● **Exercise**:
Copy out the lines that include the word "خليل".
** start of Records provided **
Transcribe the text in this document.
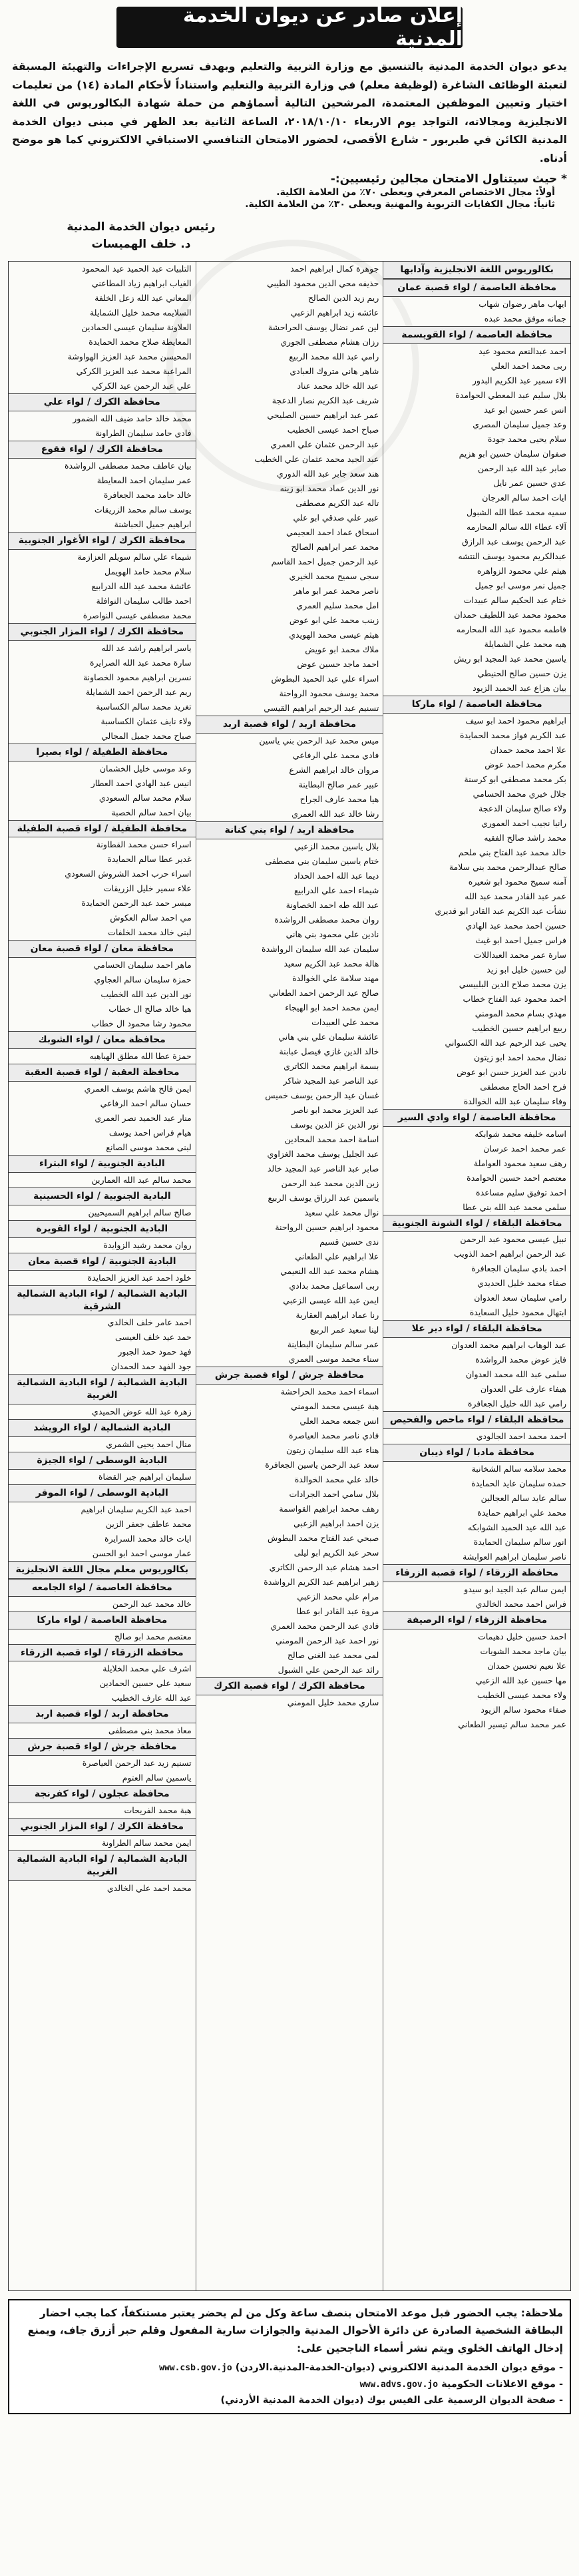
إعلان صادر عن ديوان الخدمة المدنية

يدعو ديوان الخدمة المدنية بالتنسيق مع وزارة التربية والتعليم وبهدف تسريع الإجراءات والتهيئة المسبقة لتعبئة الوظائف الشاغرة (لوظيفة معلم) في وزارة التربية والتعليم واستناداً لأحكام المادة (١٤) من تعليمات اختيار وتعيين الموظفين المعتمدة، المرشحين التالية أسماؤهم من حملة شهادة البكالوريوس في اللغة الانجليزية ومجالاته، التواجد يوم الاربعاء ٢٠١٨/١٠/١٠، الساعة الثانية بعد الظهر في مبنى ديوان الخدمة المدنية الكائن في طبربور - شارع الأقصى، لحضور الامتحان التنافسي الاستباقي الالكتروني كما هو موضح أدناه.

* حيث سيتناول الامتحان مجالين رئيسيين:-

أولاً: مجال الاختصاص المعرفي ويعطى ٧٠٪ من العلامة الكلية.

ثانياً: مجال الكفايات التربوية والمهنية ويعطى ٣٠٪ من العلامة الكلية.

رئيس ديوان الخدمة المدنية
د. خلف الهميسات
بكالوريوس اللغة الانجليزية وآدابها
محافظة العاصمة / لواء قصبة عمان
ايهاب ماهر رضوان شهاب
جمانه موفق محمد عبده
محافظة العاصمة / لواء القويسمة
احمد عبدالنعم محمود عيد
ربى محمد احمد العلي
الاء سمير عبد الكريم البدور
بلال سليم عبد المعطي الحوامدة
انس عمر حسين ابو عيد
وعد جميل سليمان المصري
سلام يحيى محمد جودة
صفوان سليمان حسين ابو هزيم
صابر عبد الله عبد الرحمن
عدي حسين عمر نايل
ايات احمد سالم العرجان
سميه محمد عطا الله الشبول
آلاء عطاء الله سالم المحارمه
عبد الرحمن يوسف عبد الرازق
عبدالكريم محمود يوسف النتشه
هيثم علي محمود الزواهره
جميل نمر موسى ابو جميل
ختام عبد الحكيم سالم عبيدات
محمود محمد عبد اللطيف حمدان
فاطمه محمود عبد الله المحارمه
هبه محمد علي الشمايلة
ياسين محمد عبد المجيد ابو ريش
يزن حسين صالح الحنيطي
بيان هزاع عبد الحميد الزيود
محافظة العاصمة / لواء ماركا
ابراهيم محمود احمد ابو سيف
عبد الكريم فواز محمد الحمايدة
علا احمد محمد حمدان
مكرم محمد احمد عوض
بكر محمد مصطفى ابو كرسنة
جلال خيري محمد الحسامي
ولاء صالح سليمان الدعجة
رانيا نجيب احمد العموري
محمد راشد صالح الفقيه
خالد محمد عبد الفتاح بني ملحم
صالح عبدالرحمن محمد بني سلامة
آمنه سميح محمود ابو شعيره
عمر عبد القادر محمد عبد الله
نشأت عبد الكريم عبد القادر ابو قديري
حسين احمد محمد عبد الهادي
فراس جميل احمد ابو غيث
سارة عمر محمد العبداللات
لين حسين خليل ابو زيد
يزن محمد صلاح الدين البلبيسي
احمد محمود عبد الفتاح خطاب
مهدي بسام محمد المومني
ربيع ابراهيم حسين الخطيب
يحيى عبد الرحيم عبد الله الكسواني
نضال محمد احمد ابو زيتون
نادين عبد العزيز حسن ابو عوض
فرح احمد الحاج مصطفى
وفاء سليمان عبد الله الخوالدة
محافظة العاصمة / لواء وادي السير
اسامه خليفه محمد شوابكه
عمر محمد احمد عرسان
رهف سعيد محمود العواملة
معتصم احمد حسين الحوامدة
احمد توفيق سليم مساعدة
سلمى محمد عبد الله بني عطا
محافظة البلقاء / لواء الشونة الجنوبية
نبيل عيسى محمود عبد الرحمن
عبد الرحمن ابراهيم احمد الذويب
احمد بادي سليمان الجعافرة
صفاء محمد خليل الحديدي
رامي سليمان سعد العدوان
ابتهال محمود خليل السعايدة
محافظة البلقاء / لواء دير علا
عبد الوهاب ابراهيم محمد العدوان
فايز عوض محمد الرواشدة
سلمى عبد الله محمد العدوان
هيفاء عارف علي العدوان
رامي عبد الله خليل الجعافرة
محافظة البلقاء / لواء ماحص والفحيص
احمد محمد احمد الجالودي
محافظة مادبا / لواء ذيبان
محمد سلامه سالم الشخانبة
حمده سليمان عايد الحمايدة
سالم عايد سالم العجالين
محمد علي ابراهيم حمايدة
عبد الله عيد الحميد الشوابكه
انور سالم سليمان الحمايدة
ناصر سليمان ابراهيم العوايشة
محافظة الزرقاء / لواء قصبة الزرقاء
ايمن سالم عبد الجيد ابو سيدو
فراس احمد محمد الخالدي
محافظة الزرقاء / لواء الرصيفة
احمد حسين خليل دهيمات
بيان ماجد محمد الشويات
علا نعيم تحسين حمدان
مها حسين عبد الله الزعبي
ولاء محمد عيسى الخطيب
صفاء محمود سالم الزيود
عمر محمد سالم تيسير الطعاني
جوهرة كمال ابراهيم احمد
حذيفه محي الدين محمود الطيبي
ريم زيد الدين الصالح
عائشه زيد ابراهيم الزعبي
لين عمر نضال يوسف الحراحشة
رزان هشام مصطفى الجوري
رامي عبد الله محمد الربيع
شاهر هاني متروك العبادي
عبد الله خالد محمد عناد
شريف عبد الكريم نصار الدعجة
عمر عبد ابراهيم حسين الصليحي
صباح احمد عيسى الخطيب
عبد الرحمن عثمان علي العمري
عبد الجيد محمد عثمان علي الخطيب
هند سعد جابر عبد الله الدوري
نور الدين عماد محمد ابو زينه
تاله عبد الكريم مصطفى
عبير علي صدقي ابو علي
اسحاق عماد احمد العجيمي
محمد عمر ابراهيم الصالح
عبد الرحمن جميل احمد القاسم
سجى سميح محمد الخيري
ناصر محمد عمر ابو ماهر
امل محمد سليم العمري
زينب محمد علي ابو عوض
هيثم عيسى محمد الهويدي
ملاك محمد ابو عويض
احمد ماجد حسين عوض
اسراء علي عبد الحميد البطوش
محمد يوسف محمود الرواحنة
تسنيم عبد الرحيم ابراهيم القيسي
محافظة اربد / لواء قصبة اربد
ميس محمد عبد الرحمن بني ياسين
فادي محمد علي الرفاعي
مروان خالد ابراهيم الشرع
عبير عمر صالح البطاينة
هيا محمد عارف الجراح
رشا خالد عبد الله العمري
محافظة اربد / لواء بني كنانة
بلال ياسين محمد الزعبي
ختام ياسين سليمان بني مصطفى
ديما عبد الله احمد الحداد
شيماء احمد علي الدرابيع
عبد الله طه احمد الخصاونة
روان محمد مصطفى الرواشدة
نادين علي محمود بني هاني
سليمان عبد الله سليمان الرواشدة
هالة محمد عبد الكريم سعيد
مهند سلامة علي الخوالدة
صالح عيد الرحمن احمد الطعاني
ايمن محمد احمد ابو الهيجاء
محمد علي العبيدات
عائشة سليمان علي بني هاني
خالد الدين غازي فيصل عبابنة
بسمة ابراهيم محمد الكاتري
عبد الناصر عبد المجيد شاكر
غسان عيد الرحمن يوسف خميس
عبد العزيز محمد ابو ناصر
نور الدين عز الدين يوسف
اسامة احمد محمد المحادين
عبد الجليل يوسف محمد الغزاوي
صابر عبد الناصر عبد المجيد خالد
زين الدين محمد عبد الرحمن
ياسمين عبد الرزاق يوسف الربيع
نوال محمد علي سعيد
محمود ابراهيم حسين الرواحنة
ندى حسين قسيم
علا ابراهيم علي الطعاني
هشام محمد عبد الله النعيمي
ربى اسماعيل محمد بدادي
ايمن عبد الله عيسى الزعبي
رنا عماد ابراهيم العقاربة
لينا سعيد عمر الربيع
عمر سالم سليمان البطاينة
سناء محمد موسى العمري
محافظة جرش / لواء قصبة جرش
اسماء احمد محمد الحراحشة
هبة عيسى محمد المومني
انس جمعه محمد العلي
فادي ناصر محمد العياصرة
هناء عبد الله سليمان زيتون
سعد عبد الرحمن ياسين الجعافرة
خالد علي محمد الخوالدة
بلال سامي احمد الجرادات
رهف محمد ابراهيم القواسمة
يزن احمد ابراهيم الزعبي
صبحي عبد الفتاح محمد البطوش
سحر عبد الكريم ابو ليلى
احمد هشام عبد الرحمن الكاتري
زهير ابراهيم عبد الكريم الرواشدة
مرام علي محمد الزعبي
مروة عبد القادر ابو عطا
فادي عبد الرحمن محمد العمري
نور احمد عبد الرحمن المومني
لمى محمد عبد الغني صالح
رائد عبد الرحمن علي الشبول
محافظة الكرك / لواء قصبة الكرك
ساري محمد خليل المومني
التلبيات عبد الحميد عيد المحمود
الغياب ابراهيم زياد المطاعني
المعاني عيد الله زعل الخلفة
السلايمه محمد خليل الشمايلة
العلاونة سليمان عيسى الحمادين
المعايطة صلاح محمد الحمايدة
المحيسن محمد عبد العزيز الهواوشة
المراعبة محمد عبد العزيز الكركي
علي عبد الرحمن عيد الكركي
محافظة الكرك / لواء علي
محمد خالد حامد ضيف الله الضمور
فادي حامد سليمان الطراونة
محافظة الكرك / لواء فقوع
بيان عاطف محمد مصطفى الرواشدة
عمر سليمان احمد المعايطة
خالد حامد محمد الجعافرة
يوسف سالم محمد الزريقات
ابراهيم جميل الحباشنة
محافظة الكرك / لواء الأغوار الجنوبية
شيماء علي سالم سويلم العزازمة
سلام محمد حامد الهويمل
عائشة محمد عيد الله الدرابيع
احمد طالب سليمان النوافلة
محمد مصطفى عيسى النواصرة
محافظة الكرك / لواء المزار الجنوبي
ياسر ابراهيم راشد عد الله
سارة محمد عبد الله الصرايرة
نسرين ابراهيم محمود الخصاونة
ريم عبد الرحمن احمد الشمايلة
تغريد محمد سالم الكساسبة
ولاء نايف عثمان الكساسبة
صباح محمد جميل المجالي
محافظة الطفيلة / لواء بصيرا
وعد موسى خليل الخشمان
انيس عبد الهادي احمد العطار
سلام محمد سالم السعودي
بيان احمد سالم الخصبة
محافظة الطفيلة / لواء قصبة الطفيلة
اسراء حسن محمد القطاونة
غدير عطا سالم الحمايدة
اسراء حرب احمد الشروش السعودي
علاء سمير خليل الزريقات
ميسر حمد عبد الرحمن الحمايدة
مي احمد سالم العكوش
لبنى خالد محمد الخلفات
محافظة معان / لواء قصبة معان
ماهر احمد سليمان الحسامي
حمزة سليمان سالم العجاوي
نور الدين عبد الله الخطيب
هيا خالد صالح ال خطاب
محمود رشا محمود ال خطاب
محافظة معان / لواء الشوبك
حمزة عطا الله مطلق الهباهبه
محافظة العقبة / لواء قصبة العقبة
ايمن فالح هاشم يوسف العمري
حسان سالم احمد الرفاعي
منار عبد الحميد نصر العمري
هيام فراس احمد يوسف
لبنى محمد موسى الصانع
البادية الجنوبية / لواء البتراء
محمد سالم عبد الله العمارين
البادية الجنوبية / لواء الحسينية
صالح سالم ابراهيم السميحيين
البادية الجنوبية / لواء القويرة
روان محمد رشيد الزوايدة
البادية الجنوبية / لواء قصبة معان
خلود احمد عبد العزيز الحمايدة
البادية الشمالية / لواء البادية الشمالية الشرقية
احمد عامر خلف الخالدي
حمد عيد خلف العيسى
فهد حمود حمد الجبور
جود الفهد حمد الحمدان
البادية الشمالية / لواء البادية الشمالية الغربية
زهرة عبد الله عوض الحميدي
البادية الشمالية / لواء الرويشد
منال احمد يحيى الشمري
البادية الوسطى / لواء الجيزة
سليمان ابراهيم جبر القضاة
البادية الوسطى / لواء الموقر
احمد عبد الكريم سليمان ابراهيم
محمد عاطف جعفر الزين
ايات خالد محمد السرايرة
عمار موسى احمد ابو الحسن
بكالوريوس معلم مجال اللغة الانجليزية
محافظة العاصمة / لواء الجامعه
خالد محمد عبد الرحمن
محافظة العاصمة / لواء ماركا
معتصم محمد ابو صالح
محافظة الزرقاء / لواء قصبة الزرقاء
اشرف علي محمد الخلايلة
سعيد علي حسين الحمادين
عبد الله عارف الخطيب
محافظة اربد / لواء قصبة اربد
معاذ محمد بني مصطفى
محافظة جرش / لواء قصبة جرش
تسنيم زيد عبد الرحمن العياصرة
ياسمين سالم العتوم
محافظة عجلون / لواء كفرنجة
هبة محمد الفريحات
محافظة الكرك / لواء المزار الجنوبي
ايمن محمد سالم الطراونة
البادية الشمالية / لواء البادية الشمالية الغربية
محمد احمد علي الخالدي
ملاحظة: يجب الحضور قبل موعد الامتحان بنصف ساعة وكل من لم يحضر يعتبر مستنكفاً، كما يجب احضار البطاقة الشخصية الصادرة عن دائرة الأحوال المدنية والجوازات سارية المفعول وقلم حبر أزرق جاف، ويمنع إدخال الهاتف الخلوي ويتم نشر أسماء الناجحين على:
- موقع ديوان الخدمة المدنية الالكتروني (ديوان-الخدمة-المدنية.الاردن) www.csb.gov.jo
- موقع الاعلانات الحكومية www.advs.gov.jo
- صفحة الديوان الرسمية على الفيس بوك (ديوان الخدمة المدنية الأردني)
** end of Records provided **
● **Exercise output**:
لين حسين خليل ابو زيد
صفاء محمد خليل الحديدي
ابتهال محمود خليل السعايدة
رامي عبد الله خليل الجعافرة
احمد حسين خليل دهيمات
ساري محمد خليل المومني
السلايمه محمد خليل الشمايلة
وعد موسى خليل الخشمان
علاء سمير خليل الزريقات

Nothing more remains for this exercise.